Some records:
============
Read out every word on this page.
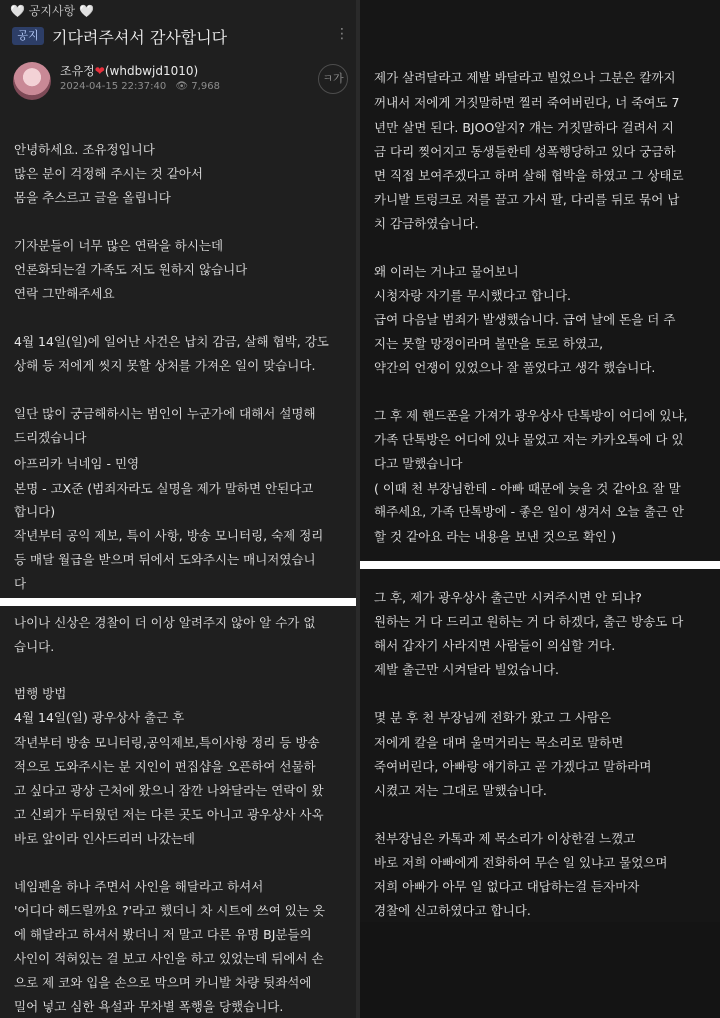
🤍 공지사항 🤍
공지 기다려주셔서 감사합니다	⋮
조유정❤(whdbwjd1010)
2024-04-15 22:37:40 👁 7,968
ㅋ가
안녕하세요. 조유정입니다
많은 분이 걱정해 주시는 것 같아서
몸을 추스르고 글을 올립니다
기자분들이 너무 많은 연락을 하시는데
언론화되는걸 가족도 저도 원하지 않습니다
연락 그만해주세요
4월 14일(일)에 일어난 사건은 납치 감금, 살해 협박, 강도
상해 등 저에게 씻지 못할 상처를 가져온 일이 맞습니다.
일단 많이 궁금해하시는 범인이 누군가에 대해서 설명해
드리겠습니다
아프리카 닉네임 - 민영
본명 - 고X준 (범죄자라도 실명을 제가 말하면 안된다고
합니다)
작년부터 공익 제보, 특이 사항, 방송 모니터링, 숙제 정리
등 매달 월급을 받으며 뒤에서 도와주시는 매니저였습니
다
나이나 신상은 경찰이 더 이상 알려주지 않아 알 수가 없
습니다.
범행 방법
4월 14일(일) 광우상사 출근 후
작년부터 방송 모니터링,공익제보,특이사항 정리 등 방송
적으로 도와주시는 분 지인이 편집샵을 오픈하여 선물하
고 싶다고 광상 근처에 왔으니 잠깐 나와달라는 연락이 왔
고 신뢰가 두터웠던 저는 다른 곳도 아니고 광우상사 사옥
바로 앞이라 인사드리러 나갔는데
네임펜을 하나 주면서 사인을 해달라고 하셔서
'어디다 해드릴까요 ?'라고 했더니 차 시트에 쓰여 있는 옷
에 해달라고 하셔서 봤더니 저 말고 다른 유명 BJ분들의
사인이 적혀있는 걸 보고 사인을 하고 있었는데 뒤에서 손
으로 제 코와 입을 손으로 막으며 카니발 차량 뒷좌석에
밀어 넣고 심한 욕설과 무차별 폭행을 당했습니다.
제가 살려달라고 제발 봐달라고 빌었으나 그분은 칼까지
꺼내서 저에게 거짓말하면 찔러 죽여버린다, 너 죽여도 7
년만 살면 된다. BJOO알지? 걔는 거짓말하다 걸려서 지
금 다리 찢어지고 동생들한테 성폭행당하고 있다 궁금하
면 직접 보여주겠다고 하며 살해 협박을 하였고 그 상태로
카니발 트렁크로 저를 끌고 가서 팔, 다리를 뒤로 묶어 납
치 감금하였습니다.
왜 이러는 거냐고 물어보니
시청자랑 자기를 무시했다고 합니다.
급여 다음날 범죄가 발생했습니다. 급여 날에 돈을 더 주
지는 못할 망정이라며 불만을 토로 하였고,
약간의 언쟁이 있었으나 잘 풀었다고 생각 했습니다.
그 후 제 핸드폰을 가져가 광우상사 단톡방이 어디에 있냐,
가족 단톡방은 어디에 있냐 물었고 저는 카카오톡에 다 있
다고 말했습니다
( 이때 천 부장님한테 - 아빠 때문에 늦을 것 같아요 잘 말
해주세요, 가족 단톡방에 - 좋은 일이 생겨서 오늘 출근 안
할 것 같아요 라는 내용을 보낸 것으로 확인 )
그 후, 제가 광우상사 출근만 시켜주시면 안 되냐?
원하는 거 다 드리고 원하는 거 다 하겠다, 출근 방송도 다
해서 갑자기 사라지면 사람들이 의심할 거다.
제발 출근만 시켜달라 빌었습니다.
몇 분 후 천 부장님께 전화가 왔고 그 사람은
저에게 칼을 대며 울먹거리는 목소리로 말하면
죽여버린다, 아빠랑 얘기하고 곧 가겠다고 말하라며
시켰고 저는 그대로 말했습니다.
천부장님은 카톡과 제 목소리가 이상한걸 느꼈고
바로 저희 아빠에게 전화하여 무슨 일 있냐고 물었으며
저희 아빠가 아무 일 없다고 대답하는걸 듣자마자
경찰에 신고하였다고 합니다.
============
SHORT TASK: Set down every entry word for word, but omit the pictures.

FULL ANSWER:
Read out every word on this page.
🤍 공지사항 🤍
공지 기다려주셔서 감사합니다	⋮
조유정❤(whdbwjd1010)
2024-04-15 22:37:40 👁 7,968
ㅋ가
안녕하세요. 조유정입니다
많은 분이 걱정해 주시는 것 같아서
몸을 추스르고 글을 올립니다
기자분들이 너무 많은 연락을 하시는데
언론화되는걸 가족도 저도 원하지 않습니다
연락 그만해주세요
4월 14일(일)에 일어난 사건은 납치 감금, 살해 협박, 강도
상해 등 저에게 씻지 못할 상처를 가져온 일이 맞습니다.
일단 많이 궁금해하시는 범인이 누군가에 대해서 설명해
드리겠습니다
아프리카 닉네임 - 민영
본명 - 고X준 (범죄자라도 실명을 제가 말하면 안된다고
합니다)
작년부터 공익 제보, 특이 사항, 방송 모니터링, 숙제 정리
등 매달 월급을 받으며 뒤에서 도와주시는 매니저였습니
다
나이나 신상은 경찰이 더 이상 알려주지 않아 알 수가 없
습니다.
범행 방법
4월 14일(일) 광우상사 출근 후
작년부터 방송 모니터링,공익제보,특이사항 정리 등 방송
적으로 도와주시는 분 지인이 편집샵을 오픈하여 선물하
고 싶다고 광상 근처에 왔으니 잠깐 나와달라는 연락이 왔
고 신뢰가 두터웠던 저는 다른 곳도 아니고 광우상사 사옥
바로 앞이라 인사드리러 나갔는데
네임펜을 하나 주면서 사인을 해달라고 하셔서
'어디다 해드릴까요 ?'라고 했더니 차 시트에 쓰여 있는 옷
에 해달라고 하셔서 봤더니 저 말고 다른 유명 BJ분들의
사인이 적혀있는 걸 보고 사인을 하고 있었는데 뒤에서 손
으로 제 코와 입을 손으로 막으며 카니발 차량 뒷좌석에
밀어 넣고 심한 욕설과 무차별 폭행을 당했습니다.
제가 살려달라고 제발 봐달라고 빌었으나 그분은 칼까지
꺼내서 저에게 거짓말하면 찔러 죽여버린다, 너 죽여도 7
년만 살면 된다. BJOO알지? 걔는 거짓말하다 걸려서 지
금 다리 찢어지고 동생들한테 성폭행당하고 있다 궁금하
면 직접 보여주겠다고 하며 살해 협박을 하였고 그 상태로
카니발 트렁크로 저를 끌고 가서 팔, 다리를 뒤로 묶어 납
치 감금하였습니다.
왜 이러는 거냐고 물어보니
시청자랑 자기를 무시했다고 합니다.
급여 다음날 범죄가 발생했습니다. 급여 날에 돈을 더 주
지는 못할 망정이라며 불만을 토로 하였고,
약간의 언쟁이 있었으나 잘 풀었다고 생각 했습니다.
그 후 제 핸드폰을 가져가 광우상사 단톡방이 어디에 있냐,
가족 단톡방은 어디에 있냐 물었고 저는 카카오톡에 다 있
다고 말했습니다
( 이때 천 부장님한테 - 아빠 때문에 늦을 것 같아요 잘 말
해주세요, 가족 단톡방에 - 좋은 일이 생겨서 오늘 출근 안
할 것 같아요 라는 내용을 보낸 것으로 확인 )
그 후, 제가 광우상사 출근만 시켜주시면 안 되냐?
원하는 거 다 드리고 원하는 거 다 하겠다, 출근 방송도 다
해서 갑자기 사라지면 사람들이 의심할 거다.
제발 출근만 시켜달라 빌었습니다.
몇 분 후 천 부장님께 전화가 왔고 그 사람은
저에게 칼을 대며 울먹거리는 목소리로 말하면
죽여버린다, 아빠랑 얘기하고 곧 가겠다고 말하라며
시켰고 저는 그대로 말했습니다.
천부장님은 카톡과 제 목소리가 이상한걸 느꼈고
바로 저희 아빠에게 전화하여 무슨 일 있냐고 물었으며
저희 아빠가 아무 일 없다고 대답하는걸 듣자마자
경찰에 신고하였다고 합니다.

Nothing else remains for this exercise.